-- begin Data shown --
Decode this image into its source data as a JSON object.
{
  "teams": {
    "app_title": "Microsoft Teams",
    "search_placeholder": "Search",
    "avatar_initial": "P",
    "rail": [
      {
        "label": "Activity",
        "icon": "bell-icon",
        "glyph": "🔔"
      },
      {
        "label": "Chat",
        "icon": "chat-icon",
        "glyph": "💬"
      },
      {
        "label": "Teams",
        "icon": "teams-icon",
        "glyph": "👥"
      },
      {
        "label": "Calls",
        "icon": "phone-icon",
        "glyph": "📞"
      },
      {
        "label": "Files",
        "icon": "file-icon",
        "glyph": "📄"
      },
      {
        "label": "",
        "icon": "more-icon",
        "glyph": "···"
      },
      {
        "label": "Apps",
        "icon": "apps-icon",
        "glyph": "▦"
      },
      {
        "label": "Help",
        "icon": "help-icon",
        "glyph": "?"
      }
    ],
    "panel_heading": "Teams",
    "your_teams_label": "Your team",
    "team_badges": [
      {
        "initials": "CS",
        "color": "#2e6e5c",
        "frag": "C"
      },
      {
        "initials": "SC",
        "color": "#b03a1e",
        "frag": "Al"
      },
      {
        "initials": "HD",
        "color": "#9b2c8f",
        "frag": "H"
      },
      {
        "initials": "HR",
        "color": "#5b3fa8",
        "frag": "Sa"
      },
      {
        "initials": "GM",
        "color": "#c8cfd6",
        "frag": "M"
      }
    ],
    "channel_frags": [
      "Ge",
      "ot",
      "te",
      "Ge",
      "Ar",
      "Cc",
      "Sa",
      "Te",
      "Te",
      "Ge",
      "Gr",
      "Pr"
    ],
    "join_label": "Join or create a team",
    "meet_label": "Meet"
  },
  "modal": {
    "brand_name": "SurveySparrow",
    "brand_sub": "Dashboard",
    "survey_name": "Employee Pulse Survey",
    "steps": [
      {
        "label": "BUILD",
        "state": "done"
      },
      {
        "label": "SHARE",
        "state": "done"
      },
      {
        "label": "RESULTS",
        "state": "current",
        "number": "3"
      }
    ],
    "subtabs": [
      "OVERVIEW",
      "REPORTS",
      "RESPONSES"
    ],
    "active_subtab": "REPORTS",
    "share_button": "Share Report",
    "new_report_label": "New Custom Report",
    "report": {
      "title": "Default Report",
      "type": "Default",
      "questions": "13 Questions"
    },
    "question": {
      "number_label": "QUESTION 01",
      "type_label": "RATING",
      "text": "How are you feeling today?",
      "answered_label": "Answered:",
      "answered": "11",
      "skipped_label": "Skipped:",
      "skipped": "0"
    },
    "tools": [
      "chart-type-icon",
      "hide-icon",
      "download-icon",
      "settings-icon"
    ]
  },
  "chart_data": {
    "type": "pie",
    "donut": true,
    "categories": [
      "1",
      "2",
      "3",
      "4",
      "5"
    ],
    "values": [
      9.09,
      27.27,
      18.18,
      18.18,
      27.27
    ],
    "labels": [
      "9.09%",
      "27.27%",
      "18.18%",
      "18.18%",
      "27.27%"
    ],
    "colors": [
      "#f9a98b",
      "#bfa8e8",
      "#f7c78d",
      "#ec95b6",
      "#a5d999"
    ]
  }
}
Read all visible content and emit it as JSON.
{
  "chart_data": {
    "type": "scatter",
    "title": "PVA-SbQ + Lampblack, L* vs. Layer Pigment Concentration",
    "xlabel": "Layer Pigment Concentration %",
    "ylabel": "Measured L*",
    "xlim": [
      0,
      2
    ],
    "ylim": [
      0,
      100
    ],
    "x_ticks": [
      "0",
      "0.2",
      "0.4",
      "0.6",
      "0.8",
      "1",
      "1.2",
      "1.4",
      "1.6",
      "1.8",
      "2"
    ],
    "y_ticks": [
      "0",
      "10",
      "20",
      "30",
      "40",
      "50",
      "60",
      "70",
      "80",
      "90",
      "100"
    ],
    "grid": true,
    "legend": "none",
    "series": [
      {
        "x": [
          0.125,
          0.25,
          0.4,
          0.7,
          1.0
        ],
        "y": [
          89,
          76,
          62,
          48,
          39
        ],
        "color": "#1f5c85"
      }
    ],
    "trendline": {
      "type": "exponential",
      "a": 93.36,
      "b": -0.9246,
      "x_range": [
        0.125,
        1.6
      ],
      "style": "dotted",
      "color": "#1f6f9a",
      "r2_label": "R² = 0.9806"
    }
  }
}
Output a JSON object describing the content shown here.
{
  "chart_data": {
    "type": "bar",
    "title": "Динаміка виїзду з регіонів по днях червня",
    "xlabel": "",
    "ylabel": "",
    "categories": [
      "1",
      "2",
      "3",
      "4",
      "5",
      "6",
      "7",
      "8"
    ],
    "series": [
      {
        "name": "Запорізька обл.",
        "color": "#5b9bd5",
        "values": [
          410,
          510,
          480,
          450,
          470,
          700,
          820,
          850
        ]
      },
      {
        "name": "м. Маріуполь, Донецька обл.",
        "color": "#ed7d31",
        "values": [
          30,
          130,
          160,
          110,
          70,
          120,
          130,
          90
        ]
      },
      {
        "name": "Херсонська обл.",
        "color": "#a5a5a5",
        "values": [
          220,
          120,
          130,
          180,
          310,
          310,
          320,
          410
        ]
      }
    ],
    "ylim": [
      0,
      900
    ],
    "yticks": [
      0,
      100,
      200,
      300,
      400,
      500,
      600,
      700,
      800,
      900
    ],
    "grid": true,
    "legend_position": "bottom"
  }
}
-- end Data shown --
Job: Reproduce the complete set of lines precisely as supplied.

Completed exercise:
Decode this image into its source data as a JSON object.
{
  "teams": {
    "app_title": "Microsoft Teams",
    "search_placeholder": "Search",
    "avatar_initial": "P",
    "rail": [
      {
        "label": "Activity",
        "icon": "bell-icon",
        "glyph": "🔔"
      },
      {
        "label": "Chat",
        "icon": "chat-icon",
        "glyph": "💬"
      },
      {
        "label": "Teams",
        "icon": "teams-icon",
        "glyph": "👥"
      },
      {
        "label": "Calls",
        "icon": "phone-icon",
        "glyph": "📞"
      },
      {
        "label": "Files",
        "icon": "file-icon",
        "glyph": "📄"
      },
      {
        "label": "",
        "icon": "more-icon",
        "glyph": "···"
      },
      {
        "label": "Apps",
        "icon": "apps-icon",
        "glyph": "▦"
      },
      {
        "label": "Help",
        "icon": "help-icon",
        "glyph": "?"
      }
    ],
    "panel_heading": "Teams",
    "your_teams_label": "Your team",
    "team_badges": [
      {
        "initials": "CS",
        "color": "#2e6e5c",
        "frag": "C"
      },
      {
        "initials": "SC",
        "color": "#b03a1e",
        "frag": "Al"
      },
      {
        "initials": "HD",
        "color": "#9b2c8f",
        "frag": "H"
      },
      {
        "initials": "HR",
        "color": "#5b3fa8",
        "frag": "Sa"
      },
      {
        "initials": "GM",
        "color": "#c8cfd6",
        "frag": "M"
      }
    ],
    "channel_frags": [
      "Ge",
      "ot",
      "te",
      "Ge",
      "Ar",
      "Cc",
      "Sa",
      "Te",
      "Te",
      "Ge",
      "Gr",
      "Pr"
    ],
    "join_label": "Join or create a team",
    "meet_label": "Meet"
  },
  "modal": {
    "brand_name": "SurveySparrow",
    "brand_sub": "Dashboard",
    "survey_name": "Employee Pulse Survey",
    "steps": [
      {
        "label": "BUILD",
        "state": "done"
      },
      {
        "label": "SHARE",
        "state": "done"
      },
      {
        "label": "RESULTS",
        "state": "current",
        "number": "3"
      }
    ],
    "subtabs": [
      "OVERVIEW",
      "REPORTS",
      "RESPONSES"
    ],
    "active_subtab": "REPORTS",
    "share_button": "Share Report",
    "new_report_label": "New Custom Report",
    "report": {
      "title": "Default Report",
      "type": "Default",
      "questions": "13 Questions"
    },
    "question": {
      "number_label": "QUESTION 01",
      "type_label": "RATING",
      "text": "How are you feeling today?",
      "answered_label": "Answered:",
      "answered": "11",
      "skipped_label": "Skipped:",
      "skipped": "0"
    },
    "tools": [
      "chart-type-icon",
      "hide-icon",
      "download-icon",
      "settings-icon"
    ]
  },
  "chart_data": {
    "type": "pie",
    "donut": true,
    "categories": [
      "1",
      "2",
      "3",
      "4",
      "5"
    ],
    "values": [
      9.09,
      27.27,
      18.18,
      18.18,
      27.27
    ],
    "labels": [
      "9.09%",
      "27.27%",
      "18.18%",
      "18.18%",
      "27.27%"
    ],
    "colors": [
      "#f9a98b",
      "#bfa8e8",
      "#f7c78d",
      "#ec95b6",
      "#a5d999"
    ]
  }
}
Read all visible content and emit it as JSON.
{
  "chart_data": {
    "type": "scatter",
    "title": "PVA-SbQ + Lampblack, L* vs. Layer Pigment Concentration",
    "xlabel": "Layer Pigment Concentration %",
    "ylabel": "Measured L*",
    "xlim": [
      0,
      2
    ],
    "ylim": [
      0,
      100
    ],
    "x_ticks": [
      "0",
      "0.2",
      "0.4",
      "0.6",
      "0.8",
      "1",
      "1.2",
      "1.4",
      "1.6",
      "1.8",
      "2"
    ],
    "y_ticks": [
      "0",
      "10",
      "20",
      "30",
      "40",
      "50",
      "60",
      "70",
      "80",
      "90",
      "100"
    ],
    "grid": true,
    "legend": "none",
    "series": [
      {
        "x": [
          0.125,
          0.25,
          0.4,
          0.7,
          1.0
        ],
        "y": [
          89,
          76,
          62,
          48,
          39
        ],
        "color": "#1f5c85"
      }
    ],
    "trendline": {
      "type": "exponential",
      "a": 93.36,
      "b": -0.9246,
      "x_range": [
        0.125,
        1.6
      ],
      "style": "dotted",
      "color": "#1f6f9a",
      "r2_label": "R² = 0.9806"
    }
  }
}
Output a JSON object describing the content shown here.
{
  "chart_data": {
    "type": "bar",
    "title": "Динаміка виїзду з регіонів по днях червня",
    "xlabel": "",
    "ylabel": "",
    "categories": [
      "1",
      "2",
      "3",
      "4",
      "5",
      "6",
      "7",
      "8"
    ],
    "series": [
      {
        "name": "Запорізька обл.",
        "color": "#5b9bd5",
        "values": [
          410,
          510,
          480,
          450,
          470,
          700,
          820,
          850
        ]
      },
      {
        "name": "м. Маріуполь, Донецька обл.",
        "color": "#ed7d31",
        "values": [
          30,
          130,
          160,
          110,
          70,
          120,
          130,
          90
        ]
      },
      {
        "name": "Херсонська обл.",
        "color": "#a5a5a5",
        "values": [
          220,
          120,
          130,
          180,
          310,
          310,
          320,
          410
        ]
      }
    ],
    "ylim": [
      0,
      900
    ],
    "yticks": [
      0,
      100,
      200,
      300,
      400,
      500,
      600,
      700,
      800,
      900
    ],
    "grid": true,
    "legend_position": "bottom"
  }
}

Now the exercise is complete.